Your objective:
Wherever a line holds the word "φώτων", copy that line out.

Rows:
━━━━━━━━
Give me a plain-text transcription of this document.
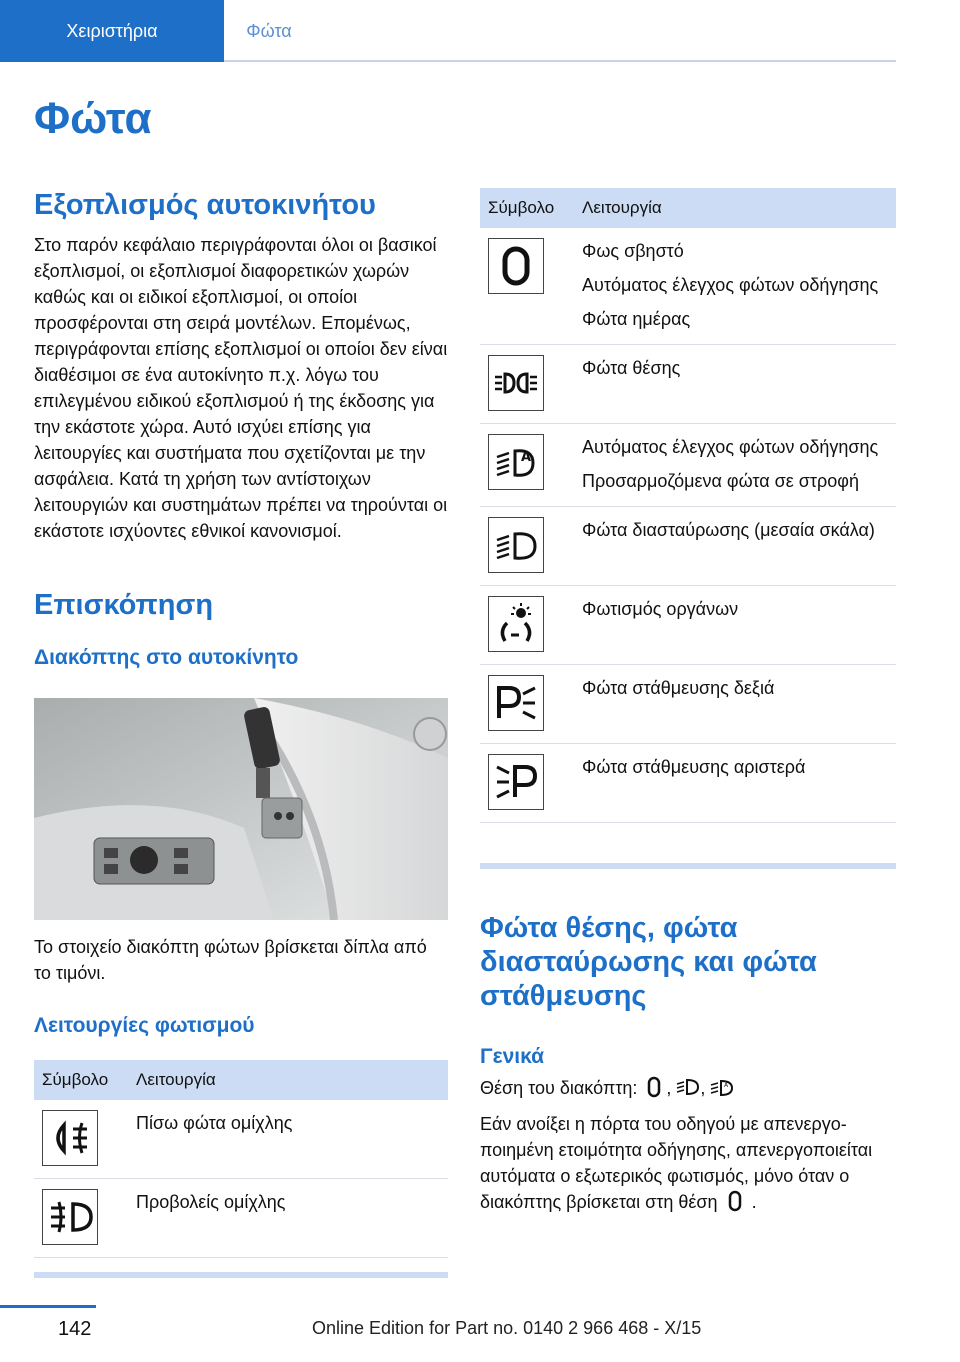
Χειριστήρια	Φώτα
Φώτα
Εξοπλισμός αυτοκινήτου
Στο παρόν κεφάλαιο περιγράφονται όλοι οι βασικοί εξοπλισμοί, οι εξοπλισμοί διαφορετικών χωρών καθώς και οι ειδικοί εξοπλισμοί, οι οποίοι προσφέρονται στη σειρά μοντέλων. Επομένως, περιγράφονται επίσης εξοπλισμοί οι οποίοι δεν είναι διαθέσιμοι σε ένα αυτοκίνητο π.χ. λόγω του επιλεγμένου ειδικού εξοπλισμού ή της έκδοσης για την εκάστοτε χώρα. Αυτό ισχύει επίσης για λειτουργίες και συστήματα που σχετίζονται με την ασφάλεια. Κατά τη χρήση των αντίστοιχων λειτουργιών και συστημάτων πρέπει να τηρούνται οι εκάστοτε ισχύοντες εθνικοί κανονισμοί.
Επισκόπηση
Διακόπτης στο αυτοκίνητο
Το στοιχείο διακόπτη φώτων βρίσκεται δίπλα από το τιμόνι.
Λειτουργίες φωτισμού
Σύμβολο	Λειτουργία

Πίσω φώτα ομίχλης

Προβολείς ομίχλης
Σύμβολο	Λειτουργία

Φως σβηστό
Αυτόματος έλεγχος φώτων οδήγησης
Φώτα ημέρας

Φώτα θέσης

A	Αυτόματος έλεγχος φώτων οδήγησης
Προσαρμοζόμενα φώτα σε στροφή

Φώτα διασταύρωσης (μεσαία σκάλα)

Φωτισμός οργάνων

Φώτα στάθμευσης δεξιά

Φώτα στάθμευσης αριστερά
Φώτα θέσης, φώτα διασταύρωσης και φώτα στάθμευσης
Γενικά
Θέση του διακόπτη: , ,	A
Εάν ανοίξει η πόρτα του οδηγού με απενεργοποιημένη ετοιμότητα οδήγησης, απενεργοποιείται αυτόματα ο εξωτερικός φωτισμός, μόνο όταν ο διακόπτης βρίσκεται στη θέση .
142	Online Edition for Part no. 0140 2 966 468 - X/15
━━━━━━━━
Answer to this task:
Το στοιχείο διακόπτη φώτων βρίσκεται δίπλα από το τιμόνι.
Αυτόματος έλεγχος φώτων οδήγησης
A	Αυτόματος έλεγχος φώτων οδήγησης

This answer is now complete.